- [Required tasks]:
- a) According to the risk factors passage, in what form does the business lend money to customers?
- b) Write a continuation of the risk factors passage, starting after its final sentence.

- [Reading passage]:
== == ==

Some statements in these risk factors constitute forward-looking statements that involve risks and uncertainties. Please refer to the section entitled "Cautionary Note Regarding Forward-Looking Statements."

Risks Related to Our Business

Our business and operations may be materially adversely affected by weak economic conditions.

Our business and operations, which primarily consist of banking activities, including lending money to customers in the form of real estate secured loans and borrowing money from customers in the form of deposits, are sensitive to general business and economic conditions in the U.S. generally, and on the West Coast in particular. The economic conditions in our local markets may be different from the economic conditions in the U.S. as a whole. If economic conditions in the U.S. or any of our markets weaken, our growth and profitability from our operations could be constrained. In addition, foreign economic and political conditions could affect the stability of global financial markets, which could hinder economic growth. The current economic environment is characterized by interest rates near historically low levels, which impact our ability to attract deposits and to generate attractive earnings through our loan and investment portfolios. All these factors can individually or in the aggregate be detrimental to our business, and the interplay between these factors can be complex and unpredictable. Unfavorable market conditions can result in a deterioration in the credit quality of our borrowers and the demand for our products and services, an increase in the number of delinquencies, defaults and charge-offs, additional provisions for loan losses, a decline in the value of our collateral, and an overall material adverse effect on the quality of our loan portfolio.

== == ==

Spatial annotation items

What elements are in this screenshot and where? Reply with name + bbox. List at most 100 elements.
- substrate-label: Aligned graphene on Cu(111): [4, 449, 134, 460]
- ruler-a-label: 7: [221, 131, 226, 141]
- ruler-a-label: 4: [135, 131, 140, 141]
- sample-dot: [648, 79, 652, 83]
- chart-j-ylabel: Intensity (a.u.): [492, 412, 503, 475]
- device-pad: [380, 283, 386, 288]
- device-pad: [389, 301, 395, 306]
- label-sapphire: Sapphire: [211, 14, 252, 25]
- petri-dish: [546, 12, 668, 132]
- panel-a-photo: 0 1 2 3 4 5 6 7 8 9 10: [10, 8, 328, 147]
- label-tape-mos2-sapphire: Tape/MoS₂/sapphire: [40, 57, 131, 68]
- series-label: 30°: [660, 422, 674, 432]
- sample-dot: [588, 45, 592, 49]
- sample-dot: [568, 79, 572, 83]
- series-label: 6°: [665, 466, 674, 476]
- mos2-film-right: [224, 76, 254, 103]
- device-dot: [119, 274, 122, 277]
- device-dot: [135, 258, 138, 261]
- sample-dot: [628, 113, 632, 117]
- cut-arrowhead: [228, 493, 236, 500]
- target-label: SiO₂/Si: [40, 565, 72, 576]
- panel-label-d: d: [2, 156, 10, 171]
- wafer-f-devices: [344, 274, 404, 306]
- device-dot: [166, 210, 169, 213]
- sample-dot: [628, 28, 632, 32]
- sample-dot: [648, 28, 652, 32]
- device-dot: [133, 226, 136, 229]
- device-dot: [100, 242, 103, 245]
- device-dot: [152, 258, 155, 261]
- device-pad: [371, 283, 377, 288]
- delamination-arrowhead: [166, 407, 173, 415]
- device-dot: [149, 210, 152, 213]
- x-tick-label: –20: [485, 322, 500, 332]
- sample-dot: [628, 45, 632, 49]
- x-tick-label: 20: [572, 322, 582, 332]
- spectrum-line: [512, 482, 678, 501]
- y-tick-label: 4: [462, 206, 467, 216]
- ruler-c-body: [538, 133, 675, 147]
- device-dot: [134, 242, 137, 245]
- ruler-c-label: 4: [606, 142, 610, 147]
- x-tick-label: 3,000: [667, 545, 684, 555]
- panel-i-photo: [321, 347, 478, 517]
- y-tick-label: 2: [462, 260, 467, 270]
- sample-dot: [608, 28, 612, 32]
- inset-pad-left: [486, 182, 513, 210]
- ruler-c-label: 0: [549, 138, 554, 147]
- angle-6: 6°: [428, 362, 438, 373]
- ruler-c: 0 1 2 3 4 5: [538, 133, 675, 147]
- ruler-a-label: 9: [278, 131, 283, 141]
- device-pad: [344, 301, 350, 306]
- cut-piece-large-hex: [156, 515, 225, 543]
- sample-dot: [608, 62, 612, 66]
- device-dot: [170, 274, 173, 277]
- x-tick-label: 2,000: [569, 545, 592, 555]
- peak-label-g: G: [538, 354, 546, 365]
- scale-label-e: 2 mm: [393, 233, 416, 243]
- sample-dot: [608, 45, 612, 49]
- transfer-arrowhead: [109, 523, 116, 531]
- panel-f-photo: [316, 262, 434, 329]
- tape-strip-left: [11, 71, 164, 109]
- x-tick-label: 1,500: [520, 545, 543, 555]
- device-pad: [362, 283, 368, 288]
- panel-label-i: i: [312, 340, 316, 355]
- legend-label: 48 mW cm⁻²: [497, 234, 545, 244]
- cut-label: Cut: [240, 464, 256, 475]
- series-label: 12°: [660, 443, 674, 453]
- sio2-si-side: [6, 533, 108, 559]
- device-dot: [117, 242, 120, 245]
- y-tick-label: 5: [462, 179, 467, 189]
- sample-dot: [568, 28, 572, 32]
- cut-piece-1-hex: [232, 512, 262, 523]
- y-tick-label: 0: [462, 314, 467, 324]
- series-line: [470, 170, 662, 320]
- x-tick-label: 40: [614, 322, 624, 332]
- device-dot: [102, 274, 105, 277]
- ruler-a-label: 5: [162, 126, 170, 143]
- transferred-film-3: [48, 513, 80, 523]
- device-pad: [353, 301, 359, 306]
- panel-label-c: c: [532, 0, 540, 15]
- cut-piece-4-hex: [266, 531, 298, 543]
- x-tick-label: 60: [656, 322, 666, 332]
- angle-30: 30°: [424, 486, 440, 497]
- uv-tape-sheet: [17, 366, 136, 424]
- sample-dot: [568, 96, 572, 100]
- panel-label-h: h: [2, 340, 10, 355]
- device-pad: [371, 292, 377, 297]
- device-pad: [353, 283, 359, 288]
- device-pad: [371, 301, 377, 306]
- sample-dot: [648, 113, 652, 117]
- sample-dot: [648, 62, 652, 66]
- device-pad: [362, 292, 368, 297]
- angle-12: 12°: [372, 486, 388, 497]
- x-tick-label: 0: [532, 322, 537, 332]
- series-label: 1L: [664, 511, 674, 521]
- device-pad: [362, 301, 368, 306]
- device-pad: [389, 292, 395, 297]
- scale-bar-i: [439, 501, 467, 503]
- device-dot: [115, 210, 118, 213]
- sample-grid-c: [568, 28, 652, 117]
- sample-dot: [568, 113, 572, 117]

== == ==

- [Written answers]:
- a) In the form of real estate secured loans.

- b)
Our business is also significantly affected by monetary and related policies of the U.S. federal government and its agencies. Uncertainty about the federal fiscal policymaking process, the medium and long-term fiscal outlook of the federal government, and future tax rates are concerns for businesses, consumers and investors in the U.S. Changes in any of these policies are influenced by macroeconomic conditions and other factors that are beyond our control. Adverse economic conditions and government policy responses to such conditions could have a material adverse effect on our business, financial conditions and results of operations.

We are subject to interest rate risk, which could adversely affect our profitability.

Our profitability, like that of most financial institutions, depends to a large extent on our net interest income, which is the difference between our interest income on interest-earning assets, such as loans and investment securities, and our interest expense on interest-bearing liabilities, such as deposits and borrowings.

Interest rates are highly sensitive to many factors that are beyond our control, including general economic conditions and policies of various governmental and regulatory agencies and, in particular, the Board of Governors of the Federal Reserve System, or the Federal Reserve. Changes in monetary policy, including changes in interest rates, could influence not only the interest we receive on loans and securities and the interest we pay on deposits and borrowings, but such changes could affect our ability to originate loans and obtain deposits, the fair value of our financial assets and liabilities, and the average duration of our assets. If the interest rates paid on deposits and other borrowings increase at a faster rate than the interest rates received on loans and other investments, our net interest income, and therefore earnings, could be adversely affected. Earnings could also be adversely affected if the interest rates received on loans and other investments fall more quickly than the interest rates paid on deposits and other borrowings. Any substantial, unexpected or prolonged change in market interest rates could have a material adverse impact on our business, financial condition and results of operations.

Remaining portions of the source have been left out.